» **Brief**: A single figure is required: the number of lines below that contain "close".

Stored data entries
+++++

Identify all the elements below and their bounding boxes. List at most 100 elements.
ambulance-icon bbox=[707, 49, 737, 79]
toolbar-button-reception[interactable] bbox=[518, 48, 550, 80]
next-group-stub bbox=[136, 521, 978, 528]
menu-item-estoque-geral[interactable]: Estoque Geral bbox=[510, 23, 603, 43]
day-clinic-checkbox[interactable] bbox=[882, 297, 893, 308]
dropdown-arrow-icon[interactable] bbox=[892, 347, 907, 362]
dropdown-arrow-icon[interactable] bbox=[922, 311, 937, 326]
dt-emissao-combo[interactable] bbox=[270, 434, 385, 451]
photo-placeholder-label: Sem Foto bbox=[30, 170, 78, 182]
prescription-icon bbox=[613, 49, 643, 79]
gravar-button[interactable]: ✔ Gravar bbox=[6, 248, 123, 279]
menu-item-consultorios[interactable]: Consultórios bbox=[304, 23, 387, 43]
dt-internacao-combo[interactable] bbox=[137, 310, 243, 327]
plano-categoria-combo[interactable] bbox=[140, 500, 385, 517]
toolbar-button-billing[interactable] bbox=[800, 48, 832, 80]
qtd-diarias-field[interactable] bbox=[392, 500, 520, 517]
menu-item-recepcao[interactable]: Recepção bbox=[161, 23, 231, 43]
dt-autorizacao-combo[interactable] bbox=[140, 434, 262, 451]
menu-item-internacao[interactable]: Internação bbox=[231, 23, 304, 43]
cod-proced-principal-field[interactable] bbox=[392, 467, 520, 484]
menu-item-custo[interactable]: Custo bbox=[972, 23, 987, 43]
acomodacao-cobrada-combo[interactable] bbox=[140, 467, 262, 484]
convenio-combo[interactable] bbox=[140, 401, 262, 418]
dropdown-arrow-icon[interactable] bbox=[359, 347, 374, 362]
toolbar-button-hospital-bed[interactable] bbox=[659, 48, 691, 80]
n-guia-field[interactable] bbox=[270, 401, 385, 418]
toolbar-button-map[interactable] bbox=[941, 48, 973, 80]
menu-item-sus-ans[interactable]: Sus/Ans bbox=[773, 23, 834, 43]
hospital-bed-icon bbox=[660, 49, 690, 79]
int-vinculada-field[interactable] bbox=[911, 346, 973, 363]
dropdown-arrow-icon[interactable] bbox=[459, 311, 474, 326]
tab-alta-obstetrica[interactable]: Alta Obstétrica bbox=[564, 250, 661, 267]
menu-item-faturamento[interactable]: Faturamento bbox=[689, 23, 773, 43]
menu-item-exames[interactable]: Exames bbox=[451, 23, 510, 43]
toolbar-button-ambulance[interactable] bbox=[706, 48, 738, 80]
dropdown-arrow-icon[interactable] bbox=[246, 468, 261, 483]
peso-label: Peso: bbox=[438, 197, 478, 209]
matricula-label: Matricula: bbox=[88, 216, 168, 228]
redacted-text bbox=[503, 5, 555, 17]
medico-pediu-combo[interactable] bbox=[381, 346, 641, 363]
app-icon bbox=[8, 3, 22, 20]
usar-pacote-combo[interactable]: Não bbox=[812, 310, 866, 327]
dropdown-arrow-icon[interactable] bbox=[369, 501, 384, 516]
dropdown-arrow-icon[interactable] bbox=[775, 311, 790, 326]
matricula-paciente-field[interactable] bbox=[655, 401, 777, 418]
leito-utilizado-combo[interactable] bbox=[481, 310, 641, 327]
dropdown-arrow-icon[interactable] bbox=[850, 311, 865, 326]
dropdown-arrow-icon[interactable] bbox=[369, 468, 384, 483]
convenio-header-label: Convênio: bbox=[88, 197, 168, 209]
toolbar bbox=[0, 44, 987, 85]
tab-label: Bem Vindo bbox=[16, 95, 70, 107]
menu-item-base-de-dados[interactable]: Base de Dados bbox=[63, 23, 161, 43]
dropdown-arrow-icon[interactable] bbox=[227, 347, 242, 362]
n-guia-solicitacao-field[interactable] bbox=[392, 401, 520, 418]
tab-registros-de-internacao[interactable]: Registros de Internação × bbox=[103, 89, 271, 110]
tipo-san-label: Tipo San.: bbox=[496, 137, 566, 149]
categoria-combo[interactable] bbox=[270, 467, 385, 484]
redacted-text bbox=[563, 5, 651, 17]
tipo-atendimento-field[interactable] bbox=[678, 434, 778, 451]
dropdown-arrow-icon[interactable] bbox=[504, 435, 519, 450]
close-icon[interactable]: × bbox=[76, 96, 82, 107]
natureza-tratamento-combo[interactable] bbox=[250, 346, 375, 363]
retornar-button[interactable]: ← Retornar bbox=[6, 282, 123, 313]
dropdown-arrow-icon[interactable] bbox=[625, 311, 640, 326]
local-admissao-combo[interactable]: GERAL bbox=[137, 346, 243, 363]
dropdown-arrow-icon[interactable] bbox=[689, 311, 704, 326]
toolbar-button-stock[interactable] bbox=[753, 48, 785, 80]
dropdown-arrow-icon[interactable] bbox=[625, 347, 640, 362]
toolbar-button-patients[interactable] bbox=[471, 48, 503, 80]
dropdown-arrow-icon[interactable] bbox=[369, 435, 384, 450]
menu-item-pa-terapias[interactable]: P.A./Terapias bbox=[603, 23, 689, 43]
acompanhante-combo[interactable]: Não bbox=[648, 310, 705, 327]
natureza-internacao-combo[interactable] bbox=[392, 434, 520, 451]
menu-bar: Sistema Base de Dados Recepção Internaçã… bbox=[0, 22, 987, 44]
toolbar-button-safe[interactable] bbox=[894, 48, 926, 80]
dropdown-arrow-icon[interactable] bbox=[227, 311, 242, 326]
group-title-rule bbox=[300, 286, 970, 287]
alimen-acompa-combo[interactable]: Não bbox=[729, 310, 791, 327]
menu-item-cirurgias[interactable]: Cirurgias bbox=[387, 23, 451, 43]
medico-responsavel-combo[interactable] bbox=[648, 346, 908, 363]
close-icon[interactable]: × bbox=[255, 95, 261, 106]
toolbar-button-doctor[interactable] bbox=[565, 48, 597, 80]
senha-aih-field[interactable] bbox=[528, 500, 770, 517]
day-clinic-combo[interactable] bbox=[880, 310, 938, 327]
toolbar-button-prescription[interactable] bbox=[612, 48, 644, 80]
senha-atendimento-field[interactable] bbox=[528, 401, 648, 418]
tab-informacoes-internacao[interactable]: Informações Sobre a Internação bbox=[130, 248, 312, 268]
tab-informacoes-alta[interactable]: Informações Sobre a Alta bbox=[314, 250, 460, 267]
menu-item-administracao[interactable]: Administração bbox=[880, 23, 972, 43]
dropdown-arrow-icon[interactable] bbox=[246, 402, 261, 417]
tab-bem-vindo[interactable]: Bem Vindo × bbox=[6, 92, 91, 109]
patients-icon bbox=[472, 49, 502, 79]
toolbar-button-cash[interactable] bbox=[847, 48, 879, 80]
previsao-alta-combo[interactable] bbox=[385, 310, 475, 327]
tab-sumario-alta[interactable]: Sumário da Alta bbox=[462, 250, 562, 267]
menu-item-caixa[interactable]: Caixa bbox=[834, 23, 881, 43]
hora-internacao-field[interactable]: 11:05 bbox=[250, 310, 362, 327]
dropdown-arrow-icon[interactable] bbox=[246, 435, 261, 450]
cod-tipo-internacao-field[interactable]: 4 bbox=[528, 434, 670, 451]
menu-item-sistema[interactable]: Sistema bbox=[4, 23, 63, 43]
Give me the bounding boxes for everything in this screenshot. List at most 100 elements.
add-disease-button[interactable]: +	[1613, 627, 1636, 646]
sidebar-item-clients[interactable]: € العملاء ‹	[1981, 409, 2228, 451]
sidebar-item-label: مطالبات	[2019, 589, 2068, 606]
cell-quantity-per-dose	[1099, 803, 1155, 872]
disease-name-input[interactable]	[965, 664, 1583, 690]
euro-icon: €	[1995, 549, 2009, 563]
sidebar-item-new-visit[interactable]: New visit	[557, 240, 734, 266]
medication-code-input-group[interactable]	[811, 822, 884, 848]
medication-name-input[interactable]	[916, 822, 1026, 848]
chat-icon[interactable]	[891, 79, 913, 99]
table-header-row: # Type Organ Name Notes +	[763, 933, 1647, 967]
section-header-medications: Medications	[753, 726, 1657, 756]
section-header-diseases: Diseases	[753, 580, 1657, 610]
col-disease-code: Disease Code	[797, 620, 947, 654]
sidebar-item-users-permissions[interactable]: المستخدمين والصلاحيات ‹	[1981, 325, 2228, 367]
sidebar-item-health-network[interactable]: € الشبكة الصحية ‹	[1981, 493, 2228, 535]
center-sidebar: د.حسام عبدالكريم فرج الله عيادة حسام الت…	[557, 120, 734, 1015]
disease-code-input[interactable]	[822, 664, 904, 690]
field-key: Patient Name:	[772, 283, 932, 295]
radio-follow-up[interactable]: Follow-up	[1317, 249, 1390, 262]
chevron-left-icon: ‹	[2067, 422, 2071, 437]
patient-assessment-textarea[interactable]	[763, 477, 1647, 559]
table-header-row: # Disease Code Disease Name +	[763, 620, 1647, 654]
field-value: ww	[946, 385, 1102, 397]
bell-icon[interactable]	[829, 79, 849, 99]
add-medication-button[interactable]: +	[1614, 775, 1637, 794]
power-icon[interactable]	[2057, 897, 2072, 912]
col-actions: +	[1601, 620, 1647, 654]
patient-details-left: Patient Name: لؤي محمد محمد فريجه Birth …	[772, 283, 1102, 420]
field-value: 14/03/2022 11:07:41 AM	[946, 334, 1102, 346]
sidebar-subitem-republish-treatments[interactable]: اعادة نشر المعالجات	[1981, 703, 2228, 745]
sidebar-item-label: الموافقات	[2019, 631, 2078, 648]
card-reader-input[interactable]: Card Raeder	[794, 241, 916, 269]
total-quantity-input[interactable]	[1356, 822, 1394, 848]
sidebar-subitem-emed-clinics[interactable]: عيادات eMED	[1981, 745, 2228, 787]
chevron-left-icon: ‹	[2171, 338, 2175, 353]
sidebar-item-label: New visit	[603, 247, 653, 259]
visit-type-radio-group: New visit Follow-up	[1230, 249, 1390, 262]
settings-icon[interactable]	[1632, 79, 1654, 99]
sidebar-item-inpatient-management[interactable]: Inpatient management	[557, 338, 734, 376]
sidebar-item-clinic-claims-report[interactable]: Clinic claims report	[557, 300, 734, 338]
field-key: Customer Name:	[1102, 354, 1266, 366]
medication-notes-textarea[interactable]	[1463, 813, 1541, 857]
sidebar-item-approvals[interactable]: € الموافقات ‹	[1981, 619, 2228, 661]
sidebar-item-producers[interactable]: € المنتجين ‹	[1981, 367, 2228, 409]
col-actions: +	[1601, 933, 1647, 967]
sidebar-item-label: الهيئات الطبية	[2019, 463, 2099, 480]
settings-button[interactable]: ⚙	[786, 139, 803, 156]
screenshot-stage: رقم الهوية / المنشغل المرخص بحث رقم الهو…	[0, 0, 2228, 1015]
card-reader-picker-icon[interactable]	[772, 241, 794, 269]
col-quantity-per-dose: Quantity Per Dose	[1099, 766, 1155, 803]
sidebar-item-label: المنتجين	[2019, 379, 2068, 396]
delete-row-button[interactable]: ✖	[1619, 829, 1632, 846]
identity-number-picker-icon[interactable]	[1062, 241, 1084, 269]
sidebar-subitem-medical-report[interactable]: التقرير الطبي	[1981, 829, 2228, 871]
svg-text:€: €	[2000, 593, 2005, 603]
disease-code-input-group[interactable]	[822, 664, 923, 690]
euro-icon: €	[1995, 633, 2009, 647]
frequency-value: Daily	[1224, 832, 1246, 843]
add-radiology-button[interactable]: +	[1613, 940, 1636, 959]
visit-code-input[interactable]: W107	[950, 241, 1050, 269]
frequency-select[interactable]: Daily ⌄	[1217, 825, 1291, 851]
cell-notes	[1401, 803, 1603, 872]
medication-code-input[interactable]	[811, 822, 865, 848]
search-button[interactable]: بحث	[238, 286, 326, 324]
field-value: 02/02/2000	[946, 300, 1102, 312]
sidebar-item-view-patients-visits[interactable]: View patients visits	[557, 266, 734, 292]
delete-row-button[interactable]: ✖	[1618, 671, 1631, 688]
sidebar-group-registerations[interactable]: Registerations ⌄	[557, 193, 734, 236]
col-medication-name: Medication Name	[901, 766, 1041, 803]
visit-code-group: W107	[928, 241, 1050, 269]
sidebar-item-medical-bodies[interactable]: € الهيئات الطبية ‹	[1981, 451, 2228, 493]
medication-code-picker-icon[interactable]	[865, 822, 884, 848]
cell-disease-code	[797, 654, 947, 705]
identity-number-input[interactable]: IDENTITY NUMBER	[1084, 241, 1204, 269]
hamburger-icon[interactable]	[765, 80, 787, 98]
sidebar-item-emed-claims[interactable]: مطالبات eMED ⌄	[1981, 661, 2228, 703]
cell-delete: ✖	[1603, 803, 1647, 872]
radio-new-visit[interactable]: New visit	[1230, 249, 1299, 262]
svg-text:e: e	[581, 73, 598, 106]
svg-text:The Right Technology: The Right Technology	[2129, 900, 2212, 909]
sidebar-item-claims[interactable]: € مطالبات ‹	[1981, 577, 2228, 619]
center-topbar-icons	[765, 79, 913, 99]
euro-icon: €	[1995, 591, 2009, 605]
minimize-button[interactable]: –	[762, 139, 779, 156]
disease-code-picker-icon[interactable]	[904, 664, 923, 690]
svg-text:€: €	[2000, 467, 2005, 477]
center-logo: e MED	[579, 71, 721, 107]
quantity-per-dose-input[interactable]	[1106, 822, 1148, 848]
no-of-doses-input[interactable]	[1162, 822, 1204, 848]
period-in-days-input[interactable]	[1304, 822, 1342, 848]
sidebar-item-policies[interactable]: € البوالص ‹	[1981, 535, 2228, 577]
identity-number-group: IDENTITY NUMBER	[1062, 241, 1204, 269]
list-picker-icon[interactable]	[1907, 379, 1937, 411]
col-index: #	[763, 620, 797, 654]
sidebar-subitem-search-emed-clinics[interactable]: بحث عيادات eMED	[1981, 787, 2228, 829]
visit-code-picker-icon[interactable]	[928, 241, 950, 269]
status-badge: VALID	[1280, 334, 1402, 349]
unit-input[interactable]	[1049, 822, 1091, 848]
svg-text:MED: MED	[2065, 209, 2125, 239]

+++++

» **Exercise solution**: 2